[Start]
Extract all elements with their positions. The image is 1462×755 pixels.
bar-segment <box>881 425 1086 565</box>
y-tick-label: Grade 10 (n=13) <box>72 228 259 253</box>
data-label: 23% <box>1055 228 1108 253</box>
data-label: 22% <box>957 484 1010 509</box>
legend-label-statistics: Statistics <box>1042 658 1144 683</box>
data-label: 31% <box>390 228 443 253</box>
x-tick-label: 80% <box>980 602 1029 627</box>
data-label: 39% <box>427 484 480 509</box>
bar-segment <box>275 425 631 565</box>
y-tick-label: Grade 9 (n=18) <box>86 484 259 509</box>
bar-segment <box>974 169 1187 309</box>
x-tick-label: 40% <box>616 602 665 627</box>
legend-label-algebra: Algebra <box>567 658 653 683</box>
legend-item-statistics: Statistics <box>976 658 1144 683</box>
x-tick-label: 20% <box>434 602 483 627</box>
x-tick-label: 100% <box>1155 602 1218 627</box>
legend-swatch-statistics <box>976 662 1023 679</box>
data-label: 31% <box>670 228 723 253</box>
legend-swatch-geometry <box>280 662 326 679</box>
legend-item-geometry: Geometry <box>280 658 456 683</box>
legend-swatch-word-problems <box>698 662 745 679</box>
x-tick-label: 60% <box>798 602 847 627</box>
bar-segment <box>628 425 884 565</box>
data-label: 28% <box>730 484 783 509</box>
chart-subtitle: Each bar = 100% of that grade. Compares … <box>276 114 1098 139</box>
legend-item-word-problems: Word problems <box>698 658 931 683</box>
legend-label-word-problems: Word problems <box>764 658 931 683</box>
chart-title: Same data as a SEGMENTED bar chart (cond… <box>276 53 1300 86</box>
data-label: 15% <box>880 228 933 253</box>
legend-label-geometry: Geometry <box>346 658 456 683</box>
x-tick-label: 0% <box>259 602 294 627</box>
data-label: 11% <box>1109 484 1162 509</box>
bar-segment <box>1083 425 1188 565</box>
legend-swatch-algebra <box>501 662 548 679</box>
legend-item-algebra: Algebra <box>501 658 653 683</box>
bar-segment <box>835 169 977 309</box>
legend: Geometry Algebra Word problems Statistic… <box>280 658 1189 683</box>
[End]
» Exercise details: Reproduce every line of the records above without any change, from the first line to the last.

» Reply:
Extract all elements with their positions. The image is 1462×755 pixels.
bar-segment <box>881 425 1086 565</box>
y-tick-label: Grade 10 (n=13) <box>72 228 259 253</box>
data-label: 23% <box>1055 228 1108 253</box>
data-label: 22% <box>957 484 1010 509</box>
legend-label-statistics: Statistics <box>1042 658 1144 683</box>
data-label: 31% <box>390 228 443 253</box>
x-tick-label: 80% <box>980 602 1029 627</box>
data-label: 39% <box>427 484 480 509</box>
bar-segment <box>275 425 631 565</box>
y-tick-label: Grade 9 (n=18) <box>86 484 259 509</box>
bar-segment <box>974 169 1187 309</box>
x-tick-label: 40% <box>616 602 665 627</box>
legend-label-algebra: Algebra <box>567 658 653 683</box>
legend-item-statistics: Statistics <box>976 658 1144 683</box>
x-tick-label: 20% <box>434 602 483 627</box>
x-tick-label: 100% <box>1155 602 1218 627</box>
legend-swatch-statistics <box>976 662 1023 679</box>
data-label: 31% <box>670 228 723 253</box>
legend-swatch-geometry <box>280 662 326 679</box>
legend-item-geometry: Geometry <box>280 658 456 683</box>
legend-swatch-word-problems <box>698 662 745 679</box>
x-tick-label: 60% <box>798 602 847 627</box>
bar-segment <box>628 425 884 565</box>
data-label: 28% <box>730 484 783 509</box>
chart-subtitle: Each bar = 100% of that grade. Compares … <box>276 114 1098 139</box>
legend-item-word-problems: Word problems <box>698 658 931 683</box>
legend-label-word-problems: Word problems <box>764 658 931 683</box>
chart-title: Same data as a SEGMENTED bar chart (cond… <box>276 53 1300 86</box>
data-label: 15% <box>880 228 933 253</box>
legend-label-geometry: Geometry <box>346 658 456 683</box>
x-tick-label: 0% <box>259 602 294 627</box>
data-label: 11% <box>1109 484 1162 509</box>
bar-segment <box>1083 425 1188 565</box>
legend-swatch-algebra <box>501 662 548 679</box>
legend-item-algebra: Algebra <box>501 658 653 683</box>
bar-segment <box>835 169 977 309</box>
legend: Geometry Algebra Word problems Statistic… <box>280 658 1189 683</box>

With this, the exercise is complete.